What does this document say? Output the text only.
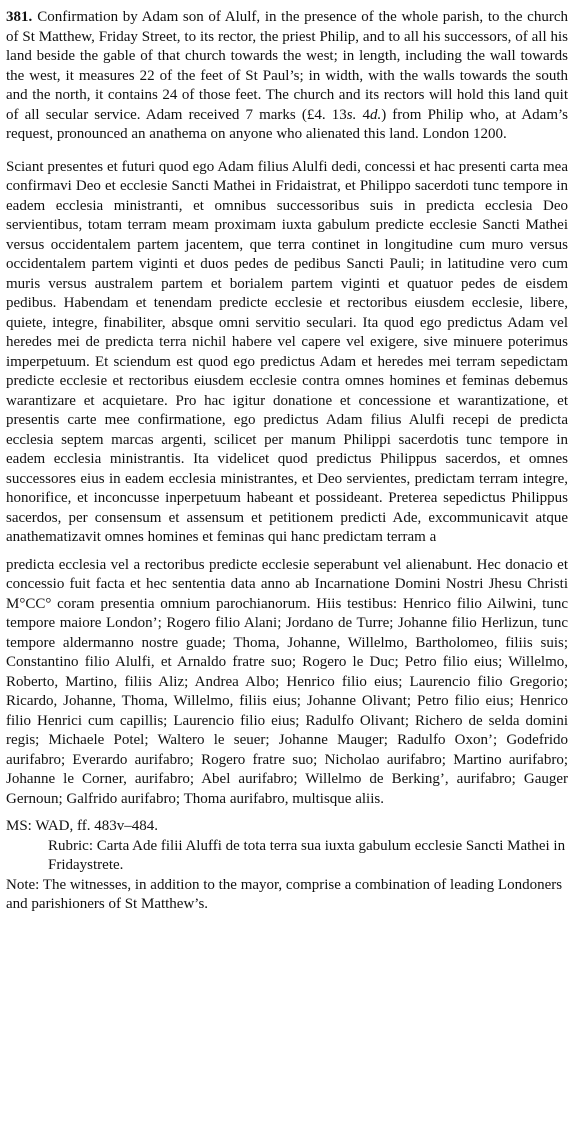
381. Confirmation by Adam son of Alulf, in the presence of the whole parish, to the church of St Matthew, Friday Street, to its rector, the priest Philip, and to all his successors, of all his land beside the gable of that church towards the west; in length, including the wall towards the west, it measures 22 of the feet of St Paul’s; in width, with the walls towards the south and the north, it contains 24 of those feet. The church and its rectors will hold this land quit of all secular service. Adam received 7 marks (£4. 13s. 4d.) from Philip who, at Adam’s request, pronounced an anathema on anyone who alienated this land. London 1200.

Sciant presentes et futuri quod ego Adam filius Alulfi dedi, concessi et hac presenti carta mea confirmavi Deo et ecclesie Sancti Mathei in Fridaistrat, et Philippo sacerdoti tunc tempore in eadem ecclesia ministranti, et omnibus successoribus suis in predicta ecclesia Deo servientibus, totam terram meam proximam iuxta gabulum predicte ecclesie Sancti Mathei versus occidentalem partem jacentem, que terra continet in longitudine cum muro versus occidentalem partem viginti et duos pedes de pedibus Sancti Pauli; in latitudine vero cum muris versus australem partem et borialem partem viginti et quatuor pedes de eisdem pedibus. Habendam et tenendam predicte ecclesie et rectoribus eiusdem ecclesie, libere, quiete, integre, finabiliter, absque omni servitio seculari. Ita quod ego predictus Adam vel heredes mei de predicta terra nichil habere vel capere vel exigere, sive minuere poterimus imperpetuum. Et sciendum est quod ego predictus Adam et heredes mei terram sepedictam predicte ecclesie et rectoribus eiusdem ecclesie contra omnes homines et feminas debemus warantizare et acquietare. Pro hac igitur donatione et concessione et warantizatione, et presentis carte mee confirmatione, ego predictus Adam filius Alulfi recepi de predicta ecclesia septem marcas argenti, scilicet per manum Philippi sacerdotis tunc tempore in eadem ecclesia ministrantis. Ita videlicet quod predictus Philippus sacerdos, et omnes successores eius in eadem ecclesia ministrantes, et Deo servientes, predictam terram integre, honorifice, et inconcusse inperpetuum habeant et possideant. Preterea sepedictus Philippus sacerdos, per consensum et assensum et petitionem predicti Ade, excommunicavit atque anathematizavit omnes homines et feminas qui hanc predictam terram a

predicta ecclesia vel a rectoribus predicte ecclesie seperabunt vel alienabunt. Hec donacio et concessio fuit facta et hec sententia data anno ab Incarnatione Domini Nostri Jhesu Christi M°CC° coram presentia omnium parochianorum. Hiis testibus: Henrico filio Ailwini, tunc tempore maiore London’; Rogero filio Alani; Jordano de Turre; Johanne filio Herlizun, tunc tempore aldermanno nostre guade; Thoma, Johanne, Willelmo, Bartholomeo, filiis suis; Constantino filio Alulfi, et Arnaldo fratre suo; Rogero le Duc; Petro filio eius; Willelmo, Roberto, Martino, filiis Aliz; Andrea Albo; Henrico filio eius; Laurencio filio Gregorio; Ricardo, Johanne, Thoma, Willelmo, filiis eius; Johanne Olivant; Petro filio eius; Henrico filio Henrici cum capillis; Laurencio filio eius; Radulfo Olivant; Richero de selda domini regis; Michaele Potel; Waltero le seuer; Johanne Mauger; Radulfo Oxon’; Godefrido aurifabro; Everardo aurifabro; Rogero fratre suo; Nicholao aurifabro; Martino aurifabro; Johanne le Corner, aurifabro; Abel aurifabro; Willelmo de Berking’, aurifabro; Gauger Gernoun; Galfrido aurifabro; Thoma aurifabro, multisque aliis.

MS: WAD, ff. 483v–484.

Rubric: Carta Ade filii Aluffi de tota terra sua iuxta gabulum ecclesie Sancti Mathei in Fridaystrete.

Note: The witnesses, in addition to the mayor, comprise a combination of leading Londoners and parishioners of St Matthew’s.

THE PROBLEM: Reproduce the listing exactly. Leave its pictures out.

ANSWER TO THIS PROBLEM:
What does this document say? Output the text only.
381. Confirmation by Adam son of Alulf, in the presence of the whole parish, to the church of St Matthew, Friday Street, to its rector, the priest Philip, and to all his successors, of all his land beside the gable of that church towards the west; in length, including the wall towards the west, it measures 22 of the feet of St Paul’s; in width, with the walls towards the south and the north, it contains 24 of those feet. The church and its rectors will hold this land quit of all secular service. Adam received 7 marks (£4. 13s. 4d.) from Philip who, at Adam’s request, pronounced an anathema on anyone who alienated this land. London 1200.

Sciant presentes et futuri quod ego Adam filius Alulfi dedi, concessi et hac presenti carta mea confirmavi Deo et ecclesie Sancti Mathei in Fridaistrat, et Philippo sacerdoti tunc tempore in eadem ecclesia ministranti, et omnibus successoribus suis in predicta ecclesia Deo servientibus, totam terram meam proximam iuxta gabulum predicte ecclesie Sancti Mathei versus occidentalem partem jacentem, que terra continet in longitudine cum muro versus occidentalem partem viginti et duos pedes de pedibus Sancti Pauli; in latitudine vero cum muris versus australem partem et borialem partem viginti et quatuor pedes de eisdem pedibus. Habendam et tenendam predicte ecclesie et rectoribus eiusdem ecclesie, libere, quiete, integre, finabiliter, absque omni servitio seculari. Ita quod ego predictus Adam vel heredes mei de predicta terra nichil habere vel capere vel exigere, sive minuere poterimus imperpetuum. Et sciendum est quod ego predictus Adam et heredes mei terram sepedictam predicte ecclesie et rectoribus eiusdem ecclesie contra omnes homines et feminas debemus warantizare et acquietare. Pro hac igitur donatione et concessione et warantizatione, et presentis carte mee confirmatione, ego predictus Adam filius Alulfi recepi de predicta ecclesia septem marcas argenti, scilicet per manum Philippi sacerdotis tunc tempore in eadem ecclesia ministrantis. Ita videlicet quod predictus Philippus sacerdos, et omnes successores eius in eadem ecclesia ministrantes, et Deo servientes, predictam terram integre, honorifice, et inconcusse inperpetuum habeant et possideant. Preterea sepedictus Philippus sacerdos, per consensum et assensum et petitionem predicti Ade, excommunicavit atque anathematizavit omnes homines et feminas qui hanc predictam terram a

predicta ecclesia vel a rectoribus predicte ecclesie seperabunt vel alienabunt. Hec donacio et concessio fuit facta et hec sententia data anno ab Incarnatione Domini Nostri Jhesu Christi M°CC° coram presentia omnium parochianorum. Hiis testibus: Henrico filio Ailwini, tunc tempore maiore London’; Rogero filio Alani; Jordano de Turre; Johanne filio Herlizun, tunc tempore aldermanno nostre guade; Thoma, Johanne, Willelmo, Bartholomeo, filiis suis; Constantino filio Alulfi, et Arnaldo fratre suo; Rogero le Duc; Petro filio eius; Willelmo, Roberto, Martino, filiis Aliz; Andrea Albo; Henrico filio eius; Laurencio filio Gregorio; Ricardo, Johanne, Thoma, Willelmo, filiis eius; Johanne Olivant; Petro filio eius; Henrico filio Henrici cum capillis; Laurencio filio eius; Radulfo Olivant; Richero de selda domini regis; Michaele Potel; Waltero le seuer; Johanne Mauger; Radulfo Oxon’; Godefrido aurifabro; Everardo aurifabro; Rogero fratre suo; Nicholao aurifabro; Martino aurifabro; Johanne le Corner, aurifabro; Abel aurifabro; Willelmo de Berking’, aurifabro; Gauger Gernoun; Galfrido aurifabro; Thoma aurifabro, multisque aliis.

MS: WAD, ff. 483v–484.

Rubric: Carta Ade filii Aluffi de tota terra sua iuxta gabulum ecclesie Sancti Mathei in Fridaystrete.

Note: The witnesses, in addition to the mayor, comprise a combination of leading Londoners and parishioners of St Matthew’s.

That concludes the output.